> **Given task**
Write out the full set of records below exactly.

::: Given information :::

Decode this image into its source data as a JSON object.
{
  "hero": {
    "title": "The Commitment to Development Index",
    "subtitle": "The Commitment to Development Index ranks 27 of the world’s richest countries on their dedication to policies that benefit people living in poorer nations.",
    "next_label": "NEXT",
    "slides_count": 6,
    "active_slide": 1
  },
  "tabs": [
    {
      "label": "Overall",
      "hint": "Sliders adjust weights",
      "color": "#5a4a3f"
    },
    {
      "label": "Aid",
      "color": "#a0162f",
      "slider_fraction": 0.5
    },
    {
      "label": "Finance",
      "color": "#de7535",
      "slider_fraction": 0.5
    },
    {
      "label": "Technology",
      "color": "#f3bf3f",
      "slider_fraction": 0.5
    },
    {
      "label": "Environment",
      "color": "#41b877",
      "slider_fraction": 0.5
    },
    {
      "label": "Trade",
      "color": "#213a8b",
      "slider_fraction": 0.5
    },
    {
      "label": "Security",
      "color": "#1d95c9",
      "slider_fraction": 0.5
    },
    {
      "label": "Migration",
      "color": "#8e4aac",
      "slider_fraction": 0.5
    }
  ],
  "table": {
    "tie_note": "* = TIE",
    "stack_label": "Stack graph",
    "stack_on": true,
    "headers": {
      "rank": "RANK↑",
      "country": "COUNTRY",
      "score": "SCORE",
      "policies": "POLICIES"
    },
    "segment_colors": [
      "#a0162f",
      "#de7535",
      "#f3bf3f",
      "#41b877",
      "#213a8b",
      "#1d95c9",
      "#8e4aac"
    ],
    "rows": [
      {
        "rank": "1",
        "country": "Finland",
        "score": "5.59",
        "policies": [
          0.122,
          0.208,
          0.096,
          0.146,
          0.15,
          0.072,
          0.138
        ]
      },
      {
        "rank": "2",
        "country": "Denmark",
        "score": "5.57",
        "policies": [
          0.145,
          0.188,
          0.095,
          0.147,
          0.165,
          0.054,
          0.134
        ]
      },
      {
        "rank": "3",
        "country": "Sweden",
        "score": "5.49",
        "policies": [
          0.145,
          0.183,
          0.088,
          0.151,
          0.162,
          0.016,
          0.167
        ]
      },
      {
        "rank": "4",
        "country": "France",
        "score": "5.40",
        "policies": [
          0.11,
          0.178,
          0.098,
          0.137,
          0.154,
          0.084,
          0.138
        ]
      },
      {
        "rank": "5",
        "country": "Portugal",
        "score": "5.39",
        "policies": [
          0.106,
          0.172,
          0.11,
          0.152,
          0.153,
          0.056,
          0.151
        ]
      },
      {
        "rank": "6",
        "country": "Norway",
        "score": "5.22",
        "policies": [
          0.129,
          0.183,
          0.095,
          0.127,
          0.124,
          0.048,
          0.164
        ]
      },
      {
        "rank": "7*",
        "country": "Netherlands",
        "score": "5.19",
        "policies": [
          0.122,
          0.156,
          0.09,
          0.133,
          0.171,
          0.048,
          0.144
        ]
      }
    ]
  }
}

:::

> **Task answer**
Decode this image into its source data as a JSON object.
{
  "hero": {
    "title": "The Commitment to Development Index",
    "subtitle": "The Commitment to Development Index ranks 27 of the world’s richest countries on their dedication to policies that benefit people living in poorer nations.",
    "next_label": "NEXT",
    "slides_count": 6,
    "active_slide": 1
  },
  "tabs": [
    {
      "label": "Overall",
      "hint": "Sliders adjust weights",
      "color": "#5a4a3f"
    },
    {
      "label": "Aid",
      "color": "#a0162f",
      "slider_fraction": 0.5
    },
    {
      "label": "Finance",
      "color": "#de7535",
      "slider_fraction": 0.5
    },
    {
      "label": "Technology",
      "color": "#f3bf3f",
      "slider_fraction": 0.5
    },
    {
      "label": "Environment",
      "color": "#41b877",
      "slider_fraction": 0.5
    },
    {
      "label": "Trade",
      "color": "#213a8b",
      "slider_fraction": 0.5
    },
    {
      "label": "Security",
      "color": "#1d95c9",
      "slider_fraction": 0.5
    },
    {
      "label": "Migration",
      "color": "#8e4aac",
      "slider_fraction": 0.5
    }
  ],
  "table": {
    "tie_note": "* = TIE",
    "stack_label": "Stack graph",
    "stack_on": true,
    "headers": {
      "rank": "RANK↑",
      "country": "COUNTRY",
      "score": "SCORE",
      "policies": "POLICIES"
    },
    "segment_colors": [
      "#a0162f",
      "#de7535",
      "#f3bf3f",
      "#41b877",
      "#213a8b",
      "#1d95c9",
      "#8e4aac"
    ],
    "rows": [
      {
        "rank": "1",
        "country": "Finland",
        "score": "5.59",
        "policies": [
          0.122,
          0.208,
          0.096,
          0.146,
          0.15,
          0.072,
          0.138
        ]
      },
      {
        "rank": "2",
        "country": "Denmark",
        "score": "5.57",
        "policies": [
          0.145,
          0.188,
          0.095,
          0.147,
          0.165,
          0.054,
          0.134
        ]
      },
      {
        "rank": "3",
        "country": "Sweden",
        "score": "5.49",
        "policies": [
          0.145,
          0.183,
          0.088,
          0.151,
          0.162,
          0.016,
          0.167
        ]
      },
      {
        "rank": "4",
        "country": "France",
        "score": "5.40",
        "policies": [
          0.11,
          0.178,
          0.098,
          0.137,
          0.154,
          0.084,
          0.138
        ]
      },
      {
        "rank": "5",
        "country": "Portugal",
        "score": "5.39",
        "policies": [
          0.106,
          0.172,
          0.11,
          0.152,
          0.153,
          0.056,
          0.151
        ]
      },
      {
        "rank": "6",
        "country": "Norway",
        "score": "5.22",
        "policies": [
          0.129,
          0.183,
          0.095,
          0.127,
          0.124,
          0.048,
          0.164
        ]
      },
      {
        "rank": "7*",
        "country": "Netherlands",
        "score": "5.19",
        "policies": [
          0.122,
          0.156,
          0.09,
          0.133,
          0.171,
          0.048,
          0.144
        ]
      }
    ]
  }
}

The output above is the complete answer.